§ **SHORT TASK**
Read the lines below. Copy out any that hold the string "JSON".

§ **RECORD SET**

---*---

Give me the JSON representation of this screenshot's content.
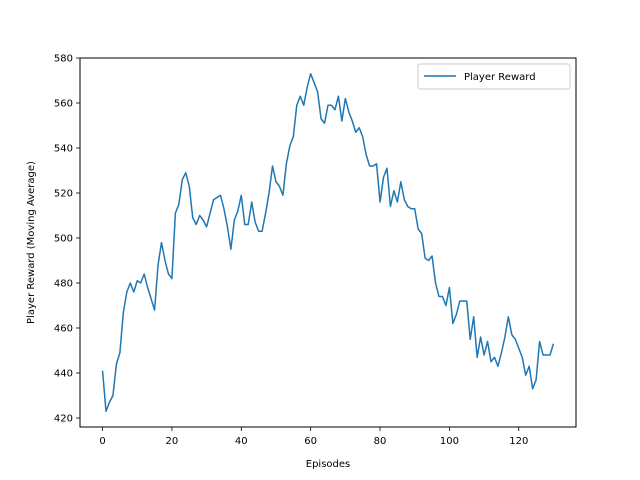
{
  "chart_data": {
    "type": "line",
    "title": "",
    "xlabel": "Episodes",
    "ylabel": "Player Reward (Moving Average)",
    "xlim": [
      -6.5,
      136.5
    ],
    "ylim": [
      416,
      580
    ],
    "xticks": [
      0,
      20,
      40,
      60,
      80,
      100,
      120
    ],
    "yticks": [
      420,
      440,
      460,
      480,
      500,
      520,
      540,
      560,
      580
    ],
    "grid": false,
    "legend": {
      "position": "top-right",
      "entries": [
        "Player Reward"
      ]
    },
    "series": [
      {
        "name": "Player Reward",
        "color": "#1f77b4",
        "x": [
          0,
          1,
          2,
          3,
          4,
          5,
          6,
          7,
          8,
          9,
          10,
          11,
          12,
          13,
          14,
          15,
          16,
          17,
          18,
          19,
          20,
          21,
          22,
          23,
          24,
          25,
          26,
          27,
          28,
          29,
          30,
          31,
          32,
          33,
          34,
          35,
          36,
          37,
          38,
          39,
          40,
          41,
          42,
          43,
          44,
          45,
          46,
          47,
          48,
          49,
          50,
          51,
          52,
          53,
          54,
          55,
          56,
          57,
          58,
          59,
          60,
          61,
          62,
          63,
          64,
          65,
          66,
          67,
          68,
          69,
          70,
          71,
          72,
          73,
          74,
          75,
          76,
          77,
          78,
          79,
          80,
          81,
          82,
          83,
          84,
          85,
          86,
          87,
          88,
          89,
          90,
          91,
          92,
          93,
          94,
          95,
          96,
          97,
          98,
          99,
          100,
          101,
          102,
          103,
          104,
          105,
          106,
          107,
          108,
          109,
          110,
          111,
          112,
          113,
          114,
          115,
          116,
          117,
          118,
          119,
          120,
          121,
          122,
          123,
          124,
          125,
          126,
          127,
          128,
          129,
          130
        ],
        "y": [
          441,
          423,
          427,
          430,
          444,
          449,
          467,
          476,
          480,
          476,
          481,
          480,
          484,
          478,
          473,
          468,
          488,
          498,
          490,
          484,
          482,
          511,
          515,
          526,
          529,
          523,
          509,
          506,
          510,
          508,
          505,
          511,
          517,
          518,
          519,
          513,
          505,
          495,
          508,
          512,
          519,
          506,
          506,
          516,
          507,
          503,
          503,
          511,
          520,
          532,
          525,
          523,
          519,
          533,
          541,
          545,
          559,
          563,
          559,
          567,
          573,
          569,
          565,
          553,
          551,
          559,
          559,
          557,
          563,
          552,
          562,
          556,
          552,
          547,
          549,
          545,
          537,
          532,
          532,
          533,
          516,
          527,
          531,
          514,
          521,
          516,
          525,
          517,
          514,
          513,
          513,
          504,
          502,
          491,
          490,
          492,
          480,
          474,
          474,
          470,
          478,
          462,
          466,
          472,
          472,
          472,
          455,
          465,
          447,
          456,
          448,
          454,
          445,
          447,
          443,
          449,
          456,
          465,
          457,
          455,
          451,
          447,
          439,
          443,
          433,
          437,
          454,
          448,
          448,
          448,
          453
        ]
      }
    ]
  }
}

---*---

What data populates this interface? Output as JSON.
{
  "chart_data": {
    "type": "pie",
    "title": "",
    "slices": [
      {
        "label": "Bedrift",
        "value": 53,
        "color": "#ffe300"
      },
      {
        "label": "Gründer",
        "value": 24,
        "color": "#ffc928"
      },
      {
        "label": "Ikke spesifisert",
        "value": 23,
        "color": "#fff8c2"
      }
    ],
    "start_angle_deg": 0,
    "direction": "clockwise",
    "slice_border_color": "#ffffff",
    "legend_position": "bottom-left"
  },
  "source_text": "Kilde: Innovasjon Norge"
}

---*---

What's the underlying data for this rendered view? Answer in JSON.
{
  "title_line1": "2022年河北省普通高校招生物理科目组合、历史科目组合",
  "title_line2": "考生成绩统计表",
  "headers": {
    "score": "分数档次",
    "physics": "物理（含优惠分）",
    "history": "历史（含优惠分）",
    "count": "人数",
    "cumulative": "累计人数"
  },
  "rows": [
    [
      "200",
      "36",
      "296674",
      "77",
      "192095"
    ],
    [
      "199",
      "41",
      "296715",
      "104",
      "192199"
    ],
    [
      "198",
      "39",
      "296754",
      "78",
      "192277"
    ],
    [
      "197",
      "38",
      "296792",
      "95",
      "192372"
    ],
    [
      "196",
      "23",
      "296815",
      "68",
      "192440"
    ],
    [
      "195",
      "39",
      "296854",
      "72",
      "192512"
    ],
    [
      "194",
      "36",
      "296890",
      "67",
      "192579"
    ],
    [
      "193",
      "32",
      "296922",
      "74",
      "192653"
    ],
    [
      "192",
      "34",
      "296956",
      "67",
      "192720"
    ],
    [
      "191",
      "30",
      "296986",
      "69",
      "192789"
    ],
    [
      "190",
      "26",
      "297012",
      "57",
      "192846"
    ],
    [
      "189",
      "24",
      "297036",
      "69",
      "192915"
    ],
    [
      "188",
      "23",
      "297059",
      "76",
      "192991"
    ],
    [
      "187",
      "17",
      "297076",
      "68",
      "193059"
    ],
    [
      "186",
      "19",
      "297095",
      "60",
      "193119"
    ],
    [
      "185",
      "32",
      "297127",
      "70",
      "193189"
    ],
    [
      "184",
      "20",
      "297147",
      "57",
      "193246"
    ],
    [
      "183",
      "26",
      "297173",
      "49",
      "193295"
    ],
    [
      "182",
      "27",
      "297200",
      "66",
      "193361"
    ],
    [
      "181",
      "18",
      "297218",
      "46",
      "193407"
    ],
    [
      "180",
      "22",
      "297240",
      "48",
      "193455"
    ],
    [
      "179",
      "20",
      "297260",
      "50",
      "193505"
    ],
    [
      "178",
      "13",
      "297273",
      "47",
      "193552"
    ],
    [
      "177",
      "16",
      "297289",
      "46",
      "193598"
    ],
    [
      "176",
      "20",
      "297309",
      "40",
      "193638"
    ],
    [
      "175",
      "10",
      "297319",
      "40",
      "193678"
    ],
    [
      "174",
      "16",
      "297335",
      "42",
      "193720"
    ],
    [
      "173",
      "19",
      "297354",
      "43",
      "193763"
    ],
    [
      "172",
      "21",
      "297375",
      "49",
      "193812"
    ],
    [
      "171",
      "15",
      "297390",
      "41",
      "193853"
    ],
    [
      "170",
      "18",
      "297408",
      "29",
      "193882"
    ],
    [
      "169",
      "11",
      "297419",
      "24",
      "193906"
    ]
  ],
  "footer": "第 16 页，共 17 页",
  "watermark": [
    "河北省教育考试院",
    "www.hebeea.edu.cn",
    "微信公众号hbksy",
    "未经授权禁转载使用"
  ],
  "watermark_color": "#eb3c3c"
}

---*---

§ **RESULT FOR THIS EXERCISE**
Give me the JSON representation of this screenshot's content.
What data populates this interface? Output as JSON.
What's the underlying data for this rendered view? Answer in JSON.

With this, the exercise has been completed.